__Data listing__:
☆ ☆ ☆ ☆

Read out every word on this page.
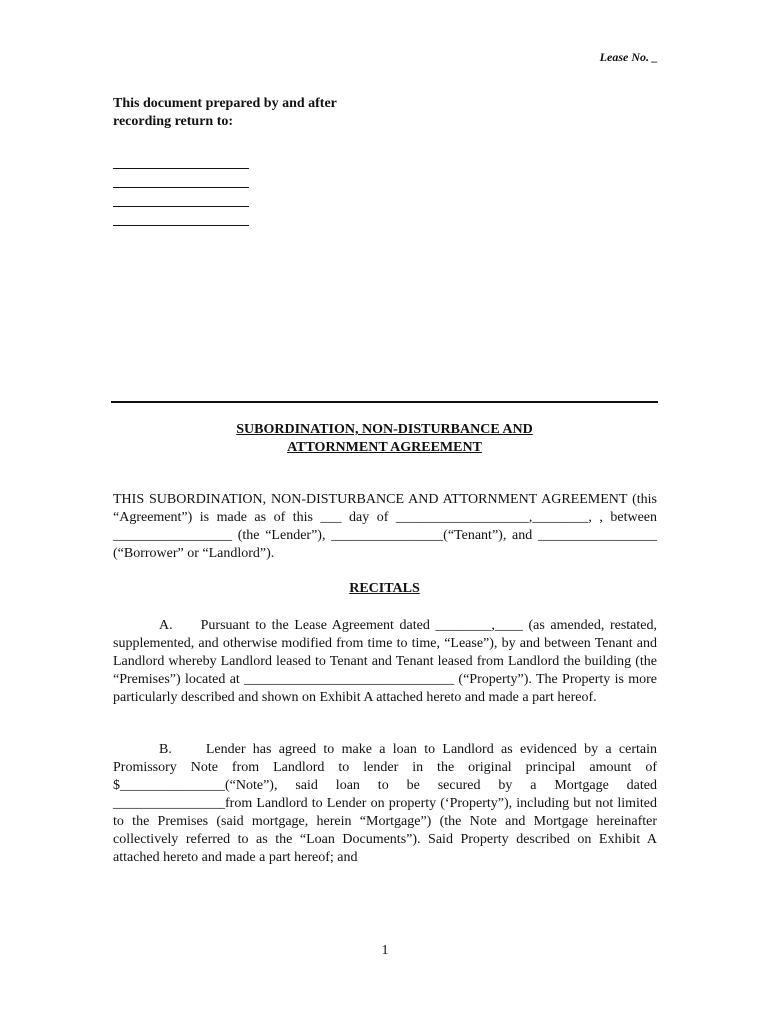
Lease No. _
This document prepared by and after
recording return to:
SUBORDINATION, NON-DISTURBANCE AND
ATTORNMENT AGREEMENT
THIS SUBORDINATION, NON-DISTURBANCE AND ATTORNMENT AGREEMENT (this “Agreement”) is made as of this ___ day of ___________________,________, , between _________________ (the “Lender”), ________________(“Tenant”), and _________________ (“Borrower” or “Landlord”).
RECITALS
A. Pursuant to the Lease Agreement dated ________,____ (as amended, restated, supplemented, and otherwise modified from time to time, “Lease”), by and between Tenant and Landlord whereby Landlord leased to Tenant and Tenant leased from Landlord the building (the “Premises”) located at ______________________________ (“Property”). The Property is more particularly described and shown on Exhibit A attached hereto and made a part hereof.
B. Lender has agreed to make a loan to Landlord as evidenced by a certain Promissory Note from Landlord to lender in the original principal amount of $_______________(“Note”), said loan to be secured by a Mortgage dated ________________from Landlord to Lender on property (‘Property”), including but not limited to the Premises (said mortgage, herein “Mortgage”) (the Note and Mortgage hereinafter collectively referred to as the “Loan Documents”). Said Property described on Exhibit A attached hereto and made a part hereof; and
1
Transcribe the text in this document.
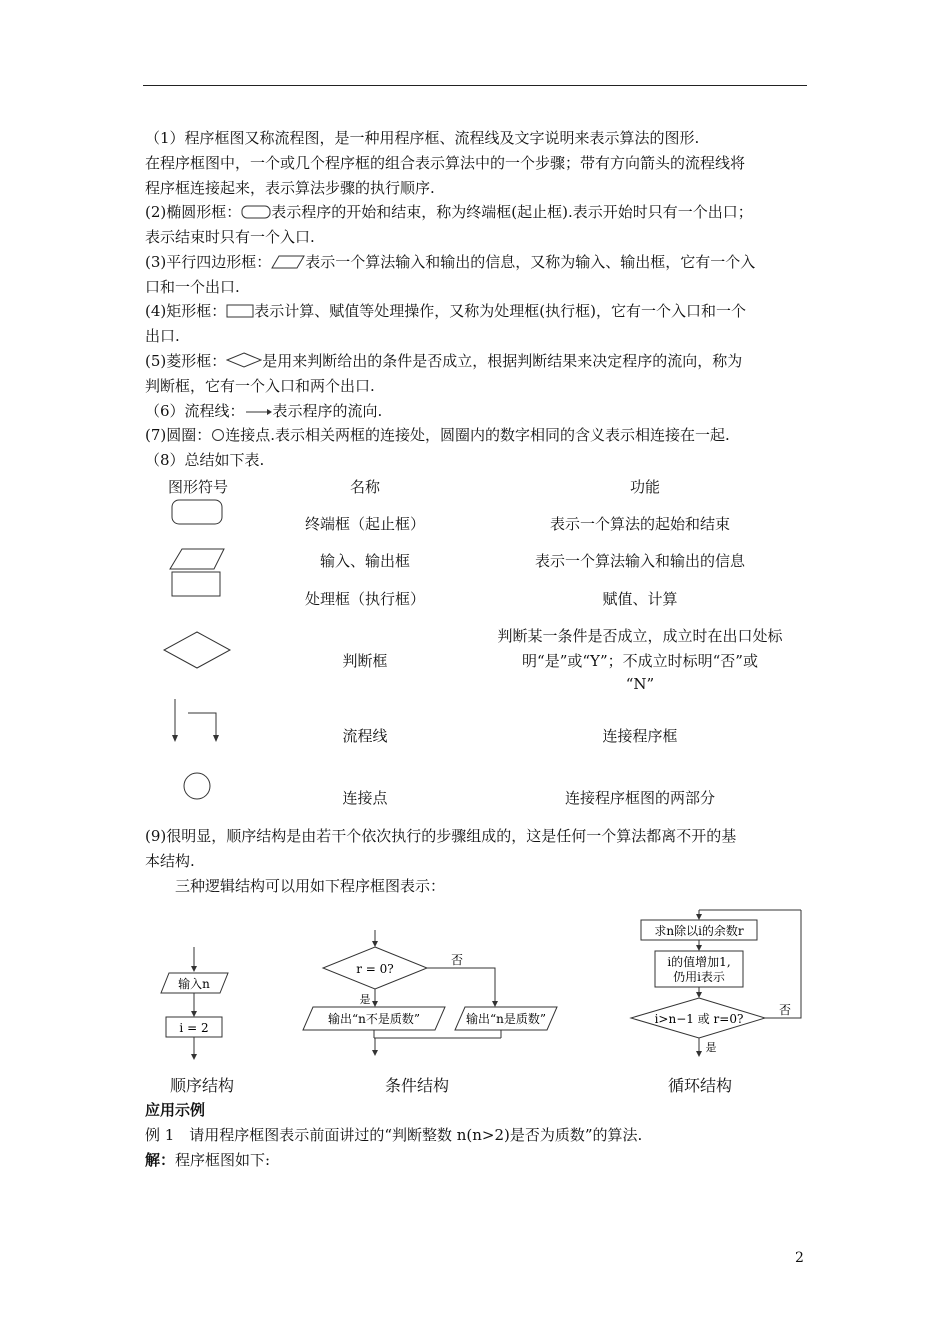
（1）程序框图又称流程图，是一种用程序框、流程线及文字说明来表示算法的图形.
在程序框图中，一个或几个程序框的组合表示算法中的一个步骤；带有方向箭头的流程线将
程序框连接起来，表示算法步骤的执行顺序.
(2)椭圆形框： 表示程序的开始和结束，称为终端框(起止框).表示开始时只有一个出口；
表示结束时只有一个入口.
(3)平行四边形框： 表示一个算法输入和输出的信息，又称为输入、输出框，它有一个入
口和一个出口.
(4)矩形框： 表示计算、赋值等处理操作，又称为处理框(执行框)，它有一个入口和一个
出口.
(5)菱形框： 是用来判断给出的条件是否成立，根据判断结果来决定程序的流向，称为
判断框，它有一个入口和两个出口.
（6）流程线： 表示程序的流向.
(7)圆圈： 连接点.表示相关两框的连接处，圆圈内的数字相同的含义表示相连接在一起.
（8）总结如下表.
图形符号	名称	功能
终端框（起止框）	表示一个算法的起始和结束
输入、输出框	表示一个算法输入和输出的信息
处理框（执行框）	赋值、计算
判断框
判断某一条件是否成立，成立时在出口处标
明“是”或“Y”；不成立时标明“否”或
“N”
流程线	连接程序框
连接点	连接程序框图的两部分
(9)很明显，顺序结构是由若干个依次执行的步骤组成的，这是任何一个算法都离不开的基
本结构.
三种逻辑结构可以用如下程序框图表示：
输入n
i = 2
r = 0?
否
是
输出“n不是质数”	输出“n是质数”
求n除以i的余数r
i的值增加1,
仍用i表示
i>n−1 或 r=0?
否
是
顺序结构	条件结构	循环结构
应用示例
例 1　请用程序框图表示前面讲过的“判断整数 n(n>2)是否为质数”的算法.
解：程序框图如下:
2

☆ ☆ ☆ ☆

__WHAT THE EXERCISE ASKS__: Looking at the data above, how many lines hold the word "dated"? Respond with the number alone.

__RESULT__: 2